(begin)

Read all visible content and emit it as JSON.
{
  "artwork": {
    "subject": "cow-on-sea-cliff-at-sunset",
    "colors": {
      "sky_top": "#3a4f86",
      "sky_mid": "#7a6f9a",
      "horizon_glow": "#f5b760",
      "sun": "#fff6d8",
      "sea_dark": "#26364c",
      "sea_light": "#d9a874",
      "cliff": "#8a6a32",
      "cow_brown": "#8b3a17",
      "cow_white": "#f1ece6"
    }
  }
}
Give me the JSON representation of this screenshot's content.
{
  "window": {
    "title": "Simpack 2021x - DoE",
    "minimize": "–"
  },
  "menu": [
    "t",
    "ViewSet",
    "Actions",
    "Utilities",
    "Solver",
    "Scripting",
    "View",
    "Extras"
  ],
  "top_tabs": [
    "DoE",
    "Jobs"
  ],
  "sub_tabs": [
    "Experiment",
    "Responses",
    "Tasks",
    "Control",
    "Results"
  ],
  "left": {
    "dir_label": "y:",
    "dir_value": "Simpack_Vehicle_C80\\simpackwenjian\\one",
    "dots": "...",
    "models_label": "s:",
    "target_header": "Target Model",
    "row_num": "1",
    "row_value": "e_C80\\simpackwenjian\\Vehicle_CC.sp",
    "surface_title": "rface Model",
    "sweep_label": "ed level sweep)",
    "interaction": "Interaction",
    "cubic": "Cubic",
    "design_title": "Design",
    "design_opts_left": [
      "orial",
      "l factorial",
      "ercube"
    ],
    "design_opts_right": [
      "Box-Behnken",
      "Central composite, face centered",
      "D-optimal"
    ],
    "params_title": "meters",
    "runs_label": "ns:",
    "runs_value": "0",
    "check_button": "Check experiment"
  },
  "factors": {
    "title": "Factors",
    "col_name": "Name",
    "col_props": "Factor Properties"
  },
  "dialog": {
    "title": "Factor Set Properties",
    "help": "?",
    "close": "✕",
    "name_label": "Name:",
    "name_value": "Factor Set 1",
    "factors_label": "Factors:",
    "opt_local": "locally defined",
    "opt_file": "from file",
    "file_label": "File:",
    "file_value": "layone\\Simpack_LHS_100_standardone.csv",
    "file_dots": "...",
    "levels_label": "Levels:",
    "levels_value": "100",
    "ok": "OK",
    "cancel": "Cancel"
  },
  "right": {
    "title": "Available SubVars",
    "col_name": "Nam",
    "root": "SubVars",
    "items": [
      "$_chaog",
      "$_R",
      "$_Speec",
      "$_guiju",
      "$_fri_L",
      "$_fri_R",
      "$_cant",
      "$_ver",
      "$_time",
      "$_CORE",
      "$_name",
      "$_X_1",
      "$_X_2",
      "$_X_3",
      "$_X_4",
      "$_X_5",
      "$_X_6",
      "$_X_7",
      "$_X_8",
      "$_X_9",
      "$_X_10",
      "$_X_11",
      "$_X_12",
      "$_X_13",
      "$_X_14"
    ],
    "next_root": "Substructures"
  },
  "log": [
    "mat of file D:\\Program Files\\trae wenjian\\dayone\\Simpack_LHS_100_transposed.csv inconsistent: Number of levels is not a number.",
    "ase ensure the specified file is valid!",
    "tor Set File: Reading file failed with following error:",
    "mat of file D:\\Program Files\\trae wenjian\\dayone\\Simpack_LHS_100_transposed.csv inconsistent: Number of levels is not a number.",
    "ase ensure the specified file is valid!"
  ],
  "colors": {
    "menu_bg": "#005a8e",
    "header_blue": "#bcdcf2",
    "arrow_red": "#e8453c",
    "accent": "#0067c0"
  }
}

(end)

### [What is required]
Whichever lines contain the string "cliff", select and copy them.

### [Answer to the task]
    "subject": "cow-on-sea-cliff-at-sunset",
      "cliff": "#8a6a32",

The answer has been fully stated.